-- BEGIN --
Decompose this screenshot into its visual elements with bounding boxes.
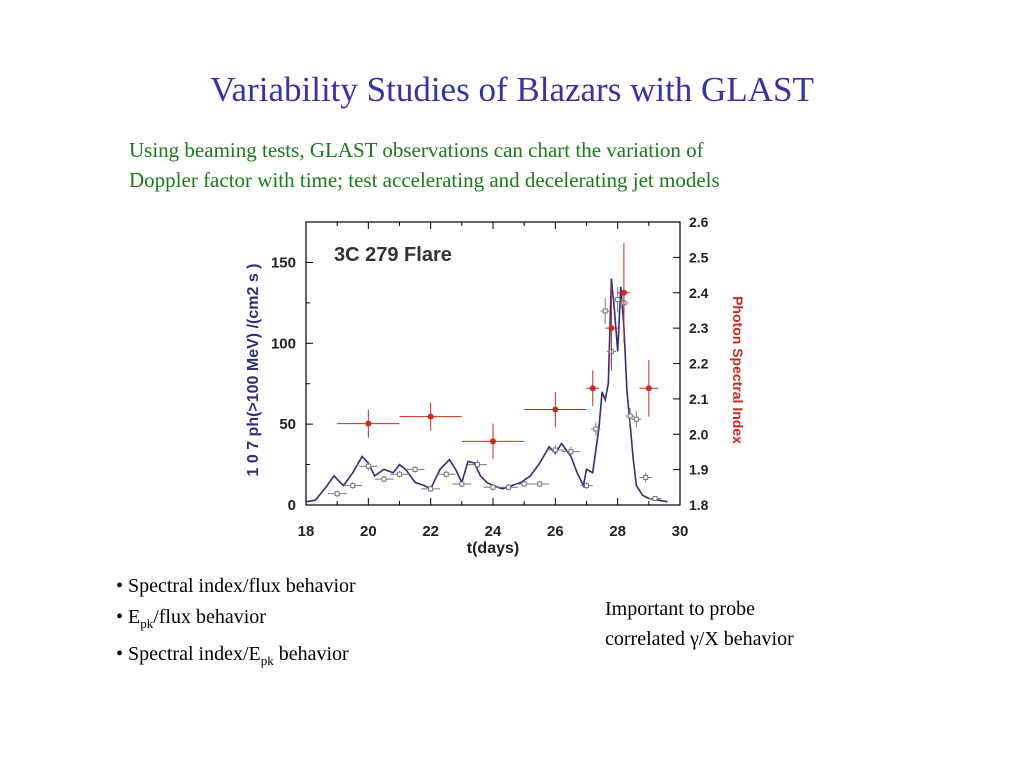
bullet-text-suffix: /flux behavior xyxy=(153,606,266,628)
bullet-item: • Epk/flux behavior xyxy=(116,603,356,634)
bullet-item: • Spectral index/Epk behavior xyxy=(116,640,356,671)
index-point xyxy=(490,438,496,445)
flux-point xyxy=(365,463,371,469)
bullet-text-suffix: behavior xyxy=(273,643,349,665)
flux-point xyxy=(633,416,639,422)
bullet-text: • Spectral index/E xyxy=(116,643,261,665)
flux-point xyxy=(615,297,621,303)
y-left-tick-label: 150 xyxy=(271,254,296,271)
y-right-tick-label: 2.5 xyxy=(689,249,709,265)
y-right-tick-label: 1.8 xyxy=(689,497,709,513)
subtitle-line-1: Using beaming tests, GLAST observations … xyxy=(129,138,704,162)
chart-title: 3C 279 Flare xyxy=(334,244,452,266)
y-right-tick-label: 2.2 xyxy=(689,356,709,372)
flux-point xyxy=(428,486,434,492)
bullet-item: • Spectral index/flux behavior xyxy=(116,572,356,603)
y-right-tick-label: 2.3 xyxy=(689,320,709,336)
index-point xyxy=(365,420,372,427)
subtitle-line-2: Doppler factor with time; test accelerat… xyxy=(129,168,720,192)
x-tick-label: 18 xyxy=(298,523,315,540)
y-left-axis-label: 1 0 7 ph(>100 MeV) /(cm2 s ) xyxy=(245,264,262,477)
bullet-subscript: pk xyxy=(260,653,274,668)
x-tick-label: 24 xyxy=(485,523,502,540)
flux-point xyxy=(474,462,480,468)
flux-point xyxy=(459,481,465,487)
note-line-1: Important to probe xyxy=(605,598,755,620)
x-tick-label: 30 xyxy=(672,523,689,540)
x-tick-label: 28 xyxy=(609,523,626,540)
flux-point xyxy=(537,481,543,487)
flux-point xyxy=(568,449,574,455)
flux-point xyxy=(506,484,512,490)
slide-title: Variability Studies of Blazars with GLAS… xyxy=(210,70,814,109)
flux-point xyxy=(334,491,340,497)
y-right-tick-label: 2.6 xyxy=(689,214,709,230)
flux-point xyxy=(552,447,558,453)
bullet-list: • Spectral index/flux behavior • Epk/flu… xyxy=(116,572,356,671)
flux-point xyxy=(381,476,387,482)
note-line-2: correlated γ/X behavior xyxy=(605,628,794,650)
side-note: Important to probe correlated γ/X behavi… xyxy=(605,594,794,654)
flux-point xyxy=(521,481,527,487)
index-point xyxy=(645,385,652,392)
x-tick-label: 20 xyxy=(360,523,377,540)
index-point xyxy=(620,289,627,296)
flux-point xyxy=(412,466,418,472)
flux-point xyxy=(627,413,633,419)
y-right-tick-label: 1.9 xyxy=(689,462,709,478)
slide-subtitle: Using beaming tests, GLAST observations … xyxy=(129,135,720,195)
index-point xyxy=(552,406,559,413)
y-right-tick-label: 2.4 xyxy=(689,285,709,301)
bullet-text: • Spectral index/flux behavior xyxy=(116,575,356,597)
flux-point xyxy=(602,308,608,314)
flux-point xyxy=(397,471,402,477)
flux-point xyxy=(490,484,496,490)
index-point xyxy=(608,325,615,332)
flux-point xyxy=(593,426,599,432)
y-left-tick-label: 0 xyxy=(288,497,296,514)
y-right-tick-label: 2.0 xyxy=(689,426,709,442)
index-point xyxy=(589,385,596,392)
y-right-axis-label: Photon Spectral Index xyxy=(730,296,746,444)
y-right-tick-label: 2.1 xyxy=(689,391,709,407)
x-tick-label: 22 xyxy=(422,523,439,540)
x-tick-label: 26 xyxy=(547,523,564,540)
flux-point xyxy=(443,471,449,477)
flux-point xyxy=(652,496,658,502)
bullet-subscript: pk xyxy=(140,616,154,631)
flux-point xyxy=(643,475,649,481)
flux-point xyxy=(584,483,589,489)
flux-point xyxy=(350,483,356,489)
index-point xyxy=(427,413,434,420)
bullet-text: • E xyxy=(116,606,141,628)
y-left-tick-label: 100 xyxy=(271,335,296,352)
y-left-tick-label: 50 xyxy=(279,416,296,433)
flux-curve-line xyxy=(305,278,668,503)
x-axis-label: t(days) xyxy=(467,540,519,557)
-- END --
-- BEGIN --
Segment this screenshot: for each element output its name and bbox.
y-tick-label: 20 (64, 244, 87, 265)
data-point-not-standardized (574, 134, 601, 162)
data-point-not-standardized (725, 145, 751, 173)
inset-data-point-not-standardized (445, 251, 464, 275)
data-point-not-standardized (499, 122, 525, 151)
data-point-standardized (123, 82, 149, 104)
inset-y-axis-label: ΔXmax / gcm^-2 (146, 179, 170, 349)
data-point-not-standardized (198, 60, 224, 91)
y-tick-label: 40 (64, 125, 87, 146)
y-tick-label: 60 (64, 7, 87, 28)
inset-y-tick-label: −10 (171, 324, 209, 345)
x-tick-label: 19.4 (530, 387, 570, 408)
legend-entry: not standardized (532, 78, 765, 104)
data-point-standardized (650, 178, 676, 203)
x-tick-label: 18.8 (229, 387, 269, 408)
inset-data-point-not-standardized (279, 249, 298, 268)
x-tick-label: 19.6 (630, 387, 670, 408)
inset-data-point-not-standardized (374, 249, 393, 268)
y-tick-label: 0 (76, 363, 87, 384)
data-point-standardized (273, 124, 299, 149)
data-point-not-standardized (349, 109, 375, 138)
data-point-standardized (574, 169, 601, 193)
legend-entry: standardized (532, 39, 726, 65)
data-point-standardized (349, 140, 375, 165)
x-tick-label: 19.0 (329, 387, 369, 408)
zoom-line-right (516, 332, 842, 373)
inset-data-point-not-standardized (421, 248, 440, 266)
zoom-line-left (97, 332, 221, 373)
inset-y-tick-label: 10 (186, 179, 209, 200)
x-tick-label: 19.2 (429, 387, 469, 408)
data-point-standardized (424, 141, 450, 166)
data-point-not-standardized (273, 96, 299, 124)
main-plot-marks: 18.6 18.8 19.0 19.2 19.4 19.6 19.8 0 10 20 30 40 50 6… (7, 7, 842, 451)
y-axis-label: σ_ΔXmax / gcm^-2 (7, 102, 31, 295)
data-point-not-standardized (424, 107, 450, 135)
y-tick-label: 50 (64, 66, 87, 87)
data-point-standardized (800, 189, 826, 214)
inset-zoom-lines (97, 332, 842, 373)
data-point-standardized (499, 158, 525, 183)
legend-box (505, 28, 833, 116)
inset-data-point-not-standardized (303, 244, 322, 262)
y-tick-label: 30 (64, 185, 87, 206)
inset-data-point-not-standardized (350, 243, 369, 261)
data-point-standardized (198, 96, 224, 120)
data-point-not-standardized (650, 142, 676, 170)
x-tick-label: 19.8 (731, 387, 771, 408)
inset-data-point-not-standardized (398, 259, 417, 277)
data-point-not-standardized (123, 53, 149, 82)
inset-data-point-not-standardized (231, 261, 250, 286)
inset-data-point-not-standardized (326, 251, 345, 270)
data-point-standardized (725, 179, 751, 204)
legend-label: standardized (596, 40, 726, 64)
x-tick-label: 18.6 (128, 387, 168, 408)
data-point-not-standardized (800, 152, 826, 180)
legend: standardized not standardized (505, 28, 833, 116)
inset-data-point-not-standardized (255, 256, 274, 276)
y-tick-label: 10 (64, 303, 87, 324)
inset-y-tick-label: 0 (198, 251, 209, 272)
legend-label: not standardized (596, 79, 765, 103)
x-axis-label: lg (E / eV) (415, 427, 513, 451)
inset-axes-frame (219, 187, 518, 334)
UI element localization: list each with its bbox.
-- END --
-- BEGIN --
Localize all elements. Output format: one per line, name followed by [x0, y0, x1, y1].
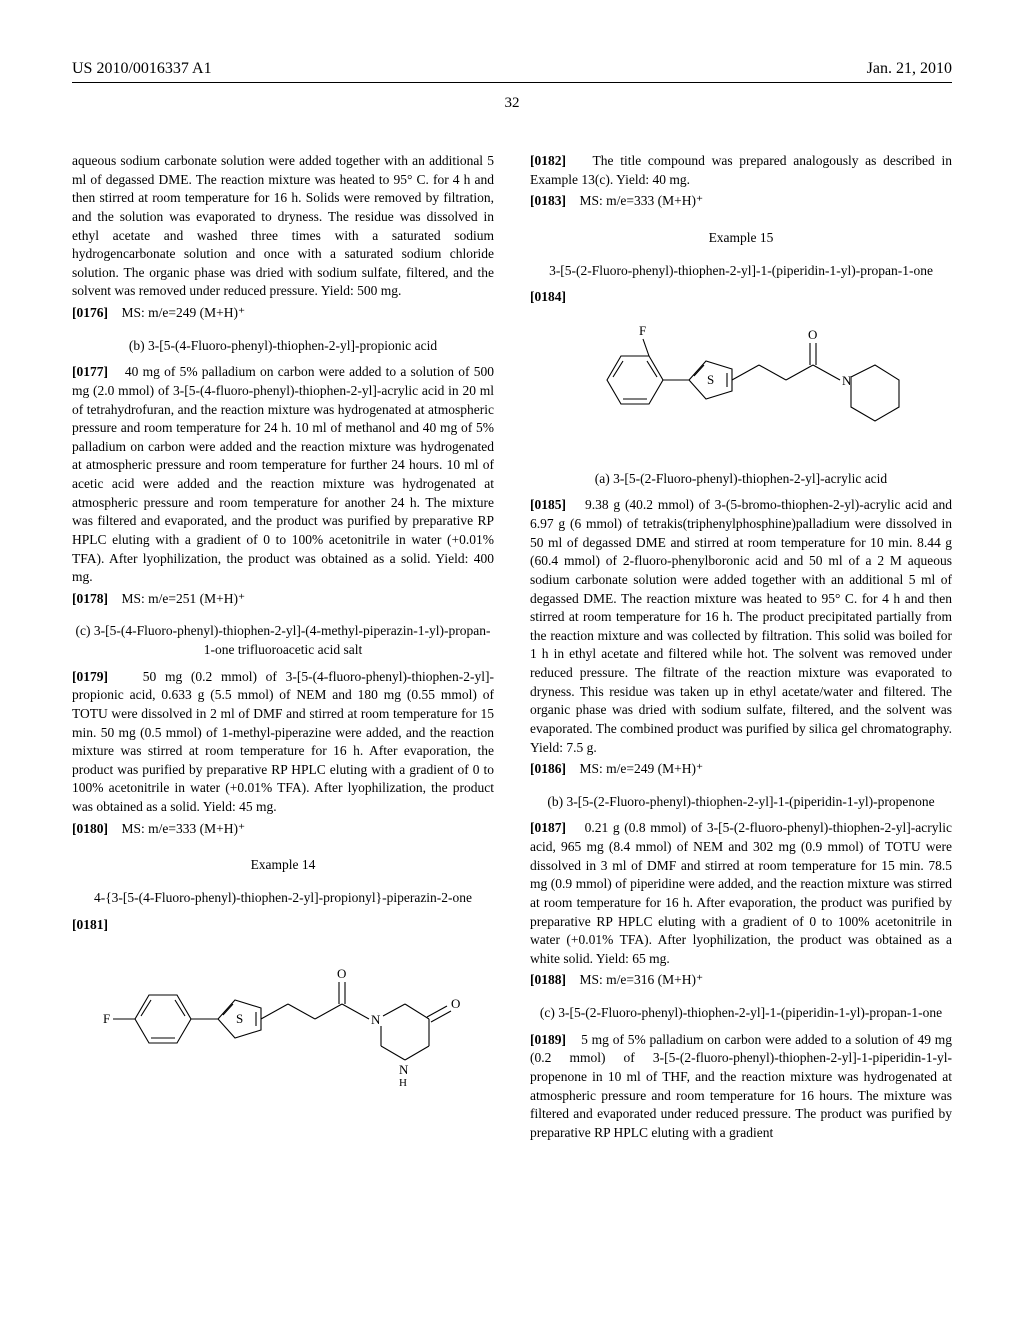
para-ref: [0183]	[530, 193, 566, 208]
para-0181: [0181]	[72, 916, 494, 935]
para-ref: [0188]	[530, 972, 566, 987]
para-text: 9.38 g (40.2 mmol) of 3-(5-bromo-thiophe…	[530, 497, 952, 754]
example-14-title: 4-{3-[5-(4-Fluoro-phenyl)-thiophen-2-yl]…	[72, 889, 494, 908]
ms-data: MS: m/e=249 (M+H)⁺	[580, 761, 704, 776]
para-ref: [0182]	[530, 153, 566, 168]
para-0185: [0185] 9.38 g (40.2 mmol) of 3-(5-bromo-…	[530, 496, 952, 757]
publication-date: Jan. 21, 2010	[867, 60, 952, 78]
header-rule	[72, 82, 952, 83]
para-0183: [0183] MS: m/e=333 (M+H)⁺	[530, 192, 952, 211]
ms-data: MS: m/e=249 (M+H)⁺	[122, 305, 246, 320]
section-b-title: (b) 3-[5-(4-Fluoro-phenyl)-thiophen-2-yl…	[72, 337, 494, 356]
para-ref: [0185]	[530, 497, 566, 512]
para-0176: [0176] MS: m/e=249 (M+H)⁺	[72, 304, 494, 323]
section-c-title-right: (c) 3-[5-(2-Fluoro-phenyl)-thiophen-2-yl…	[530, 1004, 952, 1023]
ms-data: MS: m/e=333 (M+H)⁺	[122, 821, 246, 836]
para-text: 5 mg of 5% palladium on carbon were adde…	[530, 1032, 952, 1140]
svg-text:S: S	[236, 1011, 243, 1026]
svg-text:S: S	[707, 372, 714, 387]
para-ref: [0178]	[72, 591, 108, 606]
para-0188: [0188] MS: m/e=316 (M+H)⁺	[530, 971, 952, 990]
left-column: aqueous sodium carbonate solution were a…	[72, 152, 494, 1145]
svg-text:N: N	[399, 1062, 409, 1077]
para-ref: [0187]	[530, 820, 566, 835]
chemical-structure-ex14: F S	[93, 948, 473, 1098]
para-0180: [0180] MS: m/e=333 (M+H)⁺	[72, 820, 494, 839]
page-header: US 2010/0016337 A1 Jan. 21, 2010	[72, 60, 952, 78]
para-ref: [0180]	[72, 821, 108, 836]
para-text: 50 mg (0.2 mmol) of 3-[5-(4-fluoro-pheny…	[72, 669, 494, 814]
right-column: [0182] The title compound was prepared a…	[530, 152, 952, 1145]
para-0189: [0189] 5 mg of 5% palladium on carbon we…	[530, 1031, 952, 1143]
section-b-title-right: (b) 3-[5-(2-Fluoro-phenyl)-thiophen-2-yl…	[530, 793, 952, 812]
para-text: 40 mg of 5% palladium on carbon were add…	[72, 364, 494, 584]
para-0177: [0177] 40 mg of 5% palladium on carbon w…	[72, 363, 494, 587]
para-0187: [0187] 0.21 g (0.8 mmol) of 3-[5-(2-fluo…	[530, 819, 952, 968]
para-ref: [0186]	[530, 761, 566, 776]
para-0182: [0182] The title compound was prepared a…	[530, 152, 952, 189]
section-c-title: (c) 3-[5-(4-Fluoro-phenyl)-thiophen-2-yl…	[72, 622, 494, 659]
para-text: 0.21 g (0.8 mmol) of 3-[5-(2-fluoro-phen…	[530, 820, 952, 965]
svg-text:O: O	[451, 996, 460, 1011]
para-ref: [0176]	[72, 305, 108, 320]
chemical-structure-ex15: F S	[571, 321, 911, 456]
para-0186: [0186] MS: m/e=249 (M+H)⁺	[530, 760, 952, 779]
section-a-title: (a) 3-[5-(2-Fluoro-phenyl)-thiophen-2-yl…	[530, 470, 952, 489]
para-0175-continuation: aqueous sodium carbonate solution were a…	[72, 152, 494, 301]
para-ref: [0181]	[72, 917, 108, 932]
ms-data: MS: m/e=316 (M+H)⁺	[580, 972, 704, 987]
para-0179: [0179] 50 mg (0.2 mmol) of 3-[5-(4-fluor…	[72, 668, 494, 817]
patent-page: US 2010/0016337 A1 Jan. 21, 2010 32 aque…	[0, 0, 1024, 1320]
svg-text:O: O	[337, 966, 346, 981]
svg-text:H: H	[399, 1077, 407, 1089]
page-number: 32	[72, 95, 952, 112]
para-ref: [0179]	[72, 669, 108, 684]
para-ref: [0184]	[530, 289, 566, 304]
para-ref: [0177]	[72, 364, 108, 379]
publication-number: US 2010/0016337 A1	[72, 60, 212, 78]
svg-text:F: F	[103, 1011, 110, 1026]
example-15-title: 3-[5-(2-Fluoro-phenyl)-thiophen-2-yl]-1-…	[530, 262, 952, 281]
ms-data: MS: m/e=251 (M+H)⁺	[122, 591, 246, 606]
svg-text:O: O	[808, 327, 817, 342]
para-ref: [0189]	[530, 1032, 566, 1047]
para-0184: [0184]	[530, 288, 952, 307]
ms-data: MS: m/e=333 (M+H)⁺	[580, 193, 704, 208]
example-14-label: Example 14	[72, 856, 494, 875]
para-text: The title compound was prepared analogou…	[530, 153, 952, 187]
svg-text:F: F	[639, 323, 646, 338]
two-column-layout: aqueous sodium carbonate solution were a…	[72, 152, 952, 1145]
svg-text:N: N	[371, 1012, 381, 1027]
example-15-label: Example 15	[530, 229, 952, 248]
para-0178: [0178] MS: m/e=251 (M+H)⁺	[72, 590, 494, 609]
-- END --
→ What is expected:
Reproduce the lines of the items from the one containing "193, 566, 208]" through the one containing "1004, 952, 1023]", inclusive, without changing a character.

→ Exercise result:
para-ref: [0183]	[530, 193, 566, 208]
para-0181: [0181]	[72, 916, 494, 935]
para-ref: [0188]	[530, 972, 566, 987]
para-text: 9.38 g (40.2 mmol) of 3-(5-bromo-thiophe…	[530, 497, 952, 754]
example-14-title: 4-{3-[5-(4-Fluoro-phenyl)-thiophen-2-yl]…	[72, 889, 494, 908]
ms-data: MS: m/e=249 (M+H)⁺	[580, 761, 704, 776]
para-ref: [0182]	[530, 153, 566, 168]
para-0185: [0185] 9.38 g (40.2 mmol) of 3-(5-bromo-…	[530, 496, 952, 757]
publication-date: Jan. 21, 2010	[867, 60, 952, 78]
header-rule	[72, 82, 952, 83]
para-0183: [0183] MS: m/e=333 (M+H)⁺	[530, 192, 952, 211]
ms-data: MS: m/e=249 (M+H)⁺	[122, 305, 246, 320]
section-b-title: (b) 3-[5-(4-Fluoro-phenyl)-thiophen-2-yl…	[72, 337, 494, 356]
para-ref: [0185]	[530, 497, 566, 512]
para-0176: [0176] MS: m/e=249 (M+H)⁺	[72, 304, 494, 323]
section-c-title-right: (c) 3-[5-(2-Fluoro-phenyl)-thiophen-2-yl…	[530, 1004, 952, 1023]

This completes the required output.